Task instructions » Give only the number of lines in the records that include the string "有效期至".

(Data records)
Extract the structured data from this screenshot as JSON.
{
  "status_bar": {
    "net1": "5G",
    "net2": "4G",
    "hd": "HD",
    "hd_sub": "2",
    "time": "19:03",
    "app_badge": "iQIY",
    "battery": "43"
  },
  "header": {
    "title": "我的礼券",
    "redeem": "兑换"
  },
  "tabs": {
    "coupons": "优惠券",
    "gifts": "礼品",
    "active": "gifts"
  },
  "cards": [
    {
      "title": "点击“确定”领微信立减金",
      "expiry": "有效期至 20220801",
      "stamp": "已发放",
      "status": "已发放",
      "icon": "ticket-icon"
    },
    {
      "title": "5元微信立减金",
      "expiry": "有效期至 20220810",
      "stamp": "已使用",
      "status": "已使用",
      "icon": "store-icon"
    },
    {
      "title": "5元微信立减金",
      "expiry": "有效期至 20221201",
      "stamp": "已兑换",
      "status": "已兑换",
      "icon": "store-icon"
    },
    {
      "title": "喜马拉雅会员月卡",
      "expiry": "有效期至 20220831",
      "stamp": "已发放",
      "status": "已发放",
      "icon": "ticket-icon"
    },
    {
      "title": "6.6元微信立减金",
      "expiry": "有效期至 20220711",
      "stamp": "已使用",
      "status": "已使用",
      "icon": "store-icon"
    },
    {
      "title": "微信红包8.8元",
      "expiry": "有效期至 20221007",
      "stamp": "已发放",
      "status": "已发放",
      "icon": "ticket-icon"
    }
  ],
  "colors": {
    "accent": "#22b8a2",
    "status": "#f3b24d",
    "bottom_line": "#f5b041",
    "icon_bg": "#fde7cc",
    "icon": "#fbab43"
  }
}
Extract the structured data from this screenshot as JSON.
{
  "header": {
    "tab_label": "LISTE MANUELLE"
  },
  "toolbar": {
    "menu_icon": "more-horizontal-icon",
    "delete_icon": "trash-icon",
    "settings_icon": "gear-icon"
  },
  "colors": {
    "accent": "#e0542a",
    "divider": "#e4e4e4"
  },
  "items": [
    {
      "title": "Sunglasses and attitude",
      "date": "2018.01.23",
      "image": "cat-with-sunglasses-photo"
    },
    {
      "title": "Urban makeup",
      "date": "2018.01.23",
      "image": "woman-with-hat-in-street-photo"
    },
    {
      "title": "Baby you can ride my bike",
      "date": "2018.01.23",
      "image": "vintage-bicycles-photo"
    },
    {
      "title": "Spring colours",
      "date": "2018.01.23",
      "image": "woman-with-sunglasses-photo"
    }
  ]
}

Answer for the task » 6